Stated task. Output the data below in full, character for character.

Start of Excerpted data

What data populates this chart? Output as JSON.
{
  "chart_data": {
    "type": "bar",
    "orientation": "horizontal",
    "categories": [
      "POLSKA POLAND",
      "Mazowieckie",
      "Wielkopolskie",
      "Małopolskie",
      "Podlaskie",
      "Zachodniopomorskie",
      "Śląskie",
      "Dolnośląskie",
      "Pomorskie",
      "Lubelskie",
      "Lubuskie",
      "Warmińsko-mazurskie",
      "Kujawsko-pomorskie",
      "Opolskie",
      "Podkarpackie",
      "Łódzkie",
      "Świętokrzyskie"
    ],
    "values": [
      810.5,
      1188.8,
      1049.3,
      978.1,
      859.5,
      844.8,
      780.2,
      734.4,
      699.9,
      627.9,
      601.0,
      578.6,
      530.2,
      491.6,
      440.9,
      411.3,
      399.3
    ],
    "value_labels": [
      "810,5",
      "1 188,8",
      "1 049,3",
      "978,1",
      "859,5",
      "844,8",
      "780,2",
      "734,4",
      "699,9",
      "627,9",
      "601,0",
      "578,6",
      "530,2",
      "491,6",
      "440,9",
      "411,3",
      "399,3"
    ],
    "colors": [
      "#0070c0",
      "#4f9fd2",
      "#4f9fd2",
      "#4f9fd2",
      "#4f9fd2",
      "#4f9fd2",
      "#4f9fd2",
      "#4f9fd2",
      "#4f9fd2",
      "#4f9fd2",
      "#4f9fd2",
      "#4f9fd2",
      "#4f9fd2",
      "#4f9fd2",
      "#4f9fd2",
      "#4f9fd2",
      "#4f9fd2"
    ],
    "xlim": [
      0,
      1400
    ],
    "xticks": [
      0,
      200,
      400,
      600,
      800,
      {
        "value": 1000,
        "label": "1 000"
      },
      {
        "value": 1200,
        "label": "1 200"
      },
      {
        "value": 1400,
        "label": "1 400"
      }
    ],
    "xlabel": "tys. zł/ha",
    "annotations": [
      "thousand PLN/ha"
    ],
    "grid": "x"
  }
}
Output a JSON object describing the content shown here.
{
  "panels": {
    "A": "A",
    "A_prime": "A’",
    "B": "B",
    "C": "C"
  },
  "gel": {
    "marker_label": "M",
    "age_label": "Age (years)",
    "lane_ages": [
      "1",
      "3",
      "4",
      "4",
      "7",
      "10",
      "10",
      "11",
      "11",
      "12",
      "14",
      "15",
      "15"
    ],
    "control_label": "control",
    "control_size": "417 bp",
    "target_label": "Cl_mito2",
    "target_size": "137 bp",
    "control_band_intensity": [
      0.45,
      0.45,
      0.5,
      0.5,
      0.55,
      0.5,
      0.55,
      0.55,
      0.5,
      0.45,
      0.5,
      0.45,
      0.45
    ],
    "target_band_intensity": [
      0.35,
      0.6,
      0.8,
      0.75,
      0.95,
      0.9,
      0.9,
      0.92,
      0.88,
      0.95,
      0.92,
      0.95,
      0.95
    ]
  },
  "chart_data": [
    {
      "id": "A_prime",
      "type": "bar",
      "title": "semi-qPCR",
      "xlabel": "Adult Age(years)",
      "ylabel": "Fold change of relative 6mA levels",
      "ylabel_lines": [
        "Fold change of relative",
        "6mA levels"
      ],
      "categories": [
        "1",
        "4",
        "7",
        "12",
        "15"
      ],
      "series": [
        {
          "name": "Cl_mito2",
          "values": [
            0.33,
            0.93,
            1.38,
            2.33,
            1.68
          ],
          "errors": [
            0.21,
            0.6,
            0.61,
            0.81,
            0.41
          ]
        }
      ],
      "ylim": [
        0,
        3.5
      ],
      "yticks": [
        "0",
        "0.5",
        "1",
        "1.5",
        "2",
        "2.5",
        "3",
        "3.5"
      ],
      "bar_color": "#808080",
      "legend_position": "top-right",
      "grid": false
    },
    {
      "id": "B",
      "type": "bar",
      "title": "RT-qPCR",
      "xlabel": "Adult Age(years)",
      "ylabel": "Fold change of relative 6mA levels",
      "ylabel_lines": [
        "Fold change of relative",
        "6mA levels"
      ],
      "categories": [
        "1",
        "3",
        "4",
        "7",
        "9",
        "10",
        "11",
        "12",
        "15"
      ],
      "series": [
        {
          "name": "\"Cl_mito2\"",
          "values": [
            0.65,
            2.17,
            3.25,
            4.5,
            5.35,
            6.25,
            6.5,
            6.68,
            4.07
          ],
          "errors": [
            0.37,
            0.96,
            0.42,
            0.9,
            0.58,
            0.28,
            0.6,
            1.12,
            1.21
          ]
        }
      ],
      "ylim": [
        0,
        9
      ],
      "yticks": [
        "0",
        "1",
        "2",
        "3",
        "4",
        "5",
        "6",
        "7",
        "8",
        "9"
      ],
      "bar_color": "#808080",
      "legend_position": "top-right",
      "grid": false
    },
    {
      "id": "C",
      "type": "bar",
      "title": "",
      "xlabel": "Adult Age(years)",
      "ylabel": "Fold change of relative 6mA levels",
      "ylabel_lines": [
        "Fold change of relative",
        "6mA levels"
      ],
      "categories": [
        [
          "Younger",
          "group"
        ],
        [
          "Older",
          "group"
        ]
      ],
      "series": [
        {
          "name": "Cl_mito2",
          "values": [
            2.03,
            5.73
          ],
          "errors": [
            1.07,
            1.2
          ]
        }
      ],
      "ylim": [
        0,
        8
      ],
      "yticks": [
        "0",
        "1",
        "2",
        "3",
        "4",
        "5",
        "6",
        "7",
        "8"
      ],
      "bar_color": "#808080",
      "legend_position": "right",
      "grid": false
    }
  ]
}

End of Excerpted data

Written answer.
What data populates this chart? Output as JSON.
{
  "chart_data": {
    "type": "bar",
    "orientation": "horizontal",
    "categories": [
      "POLSKA POLAND",
      "Mazowieckie",
      "Wielkopolskie",
      "Małopolskie",
      "Podlaskie",
      "Zachodniopomorskie",
      "Śląskie",
      "Dolnośląskie",
      "Pomorskie",
      "Lubelskie",
      "Lubuskie",
      "Warmińsko-mazurskie",
      "Kujawsko-pomorskie",
      "Opolskie",
      "Podkarpackie",
      "Łódzkie",
      "Świętokrzyskie"
    ],
    "values": [
      810.5,
      1188.8,
      1049.3,
      978.1,
      859.5,
      844.8,
      780.2,
      734.4,
      699.9,
      627.9,
      601.0,
      578.6,
      530.2,
      491.6,
      440.9,
      411.3,
      399.3
    ],
    "value_labels": [
      "810,5",
      "1 188,8",
      "1 049,3",
      "978,1",
      "859,5",
      "844,8",
      "780,2",
      "734,4",
      "699,9",
      "627,9",
      "601,0",
      "578,6",
      "530,2",
      "491,6",
      "440,9",
      "411,3",
      "399,3"
    ],
    "colors": [
      "#0070c0",
      "#4f9fd2",
      "#4f9fd2",
      "#4f9fd2",
      "#4f9fd2",
      "#4f9fd2",
      "#4f9fd2",
      "#4f9fd2",
      "#4f9fd2",
      "#4f9fd2",
      "#4f9fd2",
      "#4f9fd2",
      "#4f9fd2",
      "#4f9fd2",
      "#4f9fd2",
      "#4f9fd2",
      "#4f9fd2"
    ],
    "xlim": [
      0,
      1400
    ],
    "xticks": [
      0,
      200,
      400,
      600,
      800,
      {
        "value": 1000,
        "label": "1 000"
      },
      {
        "value": 1200,
        "label": "1 200"
      },
      {
        "value": 1400,
        "label": "1 400"
      }
    ],
    "xlabel": "tys. zł/ha",
    "annotations": [
      "thousand PLN/ha"
    ],
    "grid": "x"
  }
}
Output a JSON object describing the content shown here.
{
  "panels": {
    "A": "A",
    "A_prime": "A’",
    "B": "B",
    "C": "C"
  },
  "gel": {
    "marker_label": "M",
    "age_label": "Age (years)",
    "lane_ages": [
      "1",
      "3",
      "4",
      "4",
      "7",
      "10",
      "10",
      "11",
      "11",
      "12",
      "14",
      "15",
      "15"
    ],
    "control_label": "control",
    "control_size": "417 bp",
    "target_label": "Cl_mito2",
    "target_size": "137 bp",
    "control_band_intensity": [
      0.45,
      0.45,
      0.5,
      0.5,
      0.55,
      0.5,
      0.55,
      0.55,
      0.5,
      0.45,
      0.5,
      0.45,
      0.45
    ],
    "target_band_intensity": [
      0.35,
      0.6,
      0.8,
      0.75,
      0.95,
      0.9,
      0.9,
      0.92,
      0.88,
      0.95,
      0.92,
      0.95,
      0.95
    ]
  },
  "chart_data": [
    {
      "id": "A_prime",
      "type": "bar",
      "title": "semi-qPCR",
      "xlabel": "Adult Age(years)",
      "ylabel": "Fold change of relative 6mA levels",
      "ylabel_lines": [
        "Fold change of relative",
        "6mA levels"
      ],
      "categories": [
        "1",
        "4",
        "7",
        "12",
        "15"
      ],
      "series": [
        {
          "name": "Cl_mito2",
          "values": [
            0.33,
            0.93,
            1.38,
            2.33,
            1.68
          ],
          "errors": [
            0.21,
            0.6,
            0.61,
            0.81,
            0.41
          ]
        }
      ],
      "ylim": [
        0,
        3.5
      ],
      "yticks": [
        "0",
        "0.5",
        "1",
        "1.5",
        "2",
        "2.5",
        "3",
        "3.5"
      ],
      "bar_color": "#808080",
      "legend_position": "top-right",
      "grid": false
    },
    {
      "id": "B",
      "type": "bar",
      "title": "RT-qPCR",
      "xlabel": "Adult Age(years)",
      "ylabel": "Fold change of relative 6mA levels",
      "ylabel_lines": [
        "Fold change of relative",
        "6mA levels"
      ],
      "categories": [
        "1",
        "3",
        "4",
        "7",
        "9",
        "10",
        "11",
        "12",
        "15"
      ],
      "series": [
        {
          "name": "\"Cl_mito2\"",
          "values": [
            0.65,
            2.17,
            3.25,
            4.5,
            5.35,
            6.25,
            6.5,
            6.68,
            4.07
          ],
          "errors": [
            0.37,
            0.96,
            0.42,
            0.9,
            0.58,
            0.28,
            0.6,
            1.12,
            1.21
          ]
        }
      ],
      "ylim": [
        0,
        9
      ],
      "yticks": [
        "0",
        "1",
        "2",
        "3",
        "4",
        "5",
        "6",
        "7",
        "8",
        "9"
      ],
      "bar_color": "#808080",
      "legend_position": "top-right",
      "grid": false
    },
    {
      "id": "C",
      "type": "bar",
      "title": "",
      "xlabel": "Adult Age(years)",
      "ylabel": "Fold change of relative 6mA levels",
      "ylabel_lines": [
        "Fold change of relative",
        "6mA levels"
      ],
      "categories": [
        [
          "Younger",
          "group"
        ],
        [
          "Older",
          "group"
        ]
      ],
      "series": [
        {
          "name": "Cl_mito2",
          "values": [
            2.03,
            5.73
          ],
          "errors": [
            1.07,
            1.2
          ]
        }
      ],
      "ylim": [
        0,
        8
      ],
      "yticks": [
        "0",
        "1",
        "2",
        "3",
        "4",
        "5",
        "6",
        "7",
        "8"
      ],
      "bar_color": "#808080",
      "legend_position": "right",
      "grid": false
    }
  ]
}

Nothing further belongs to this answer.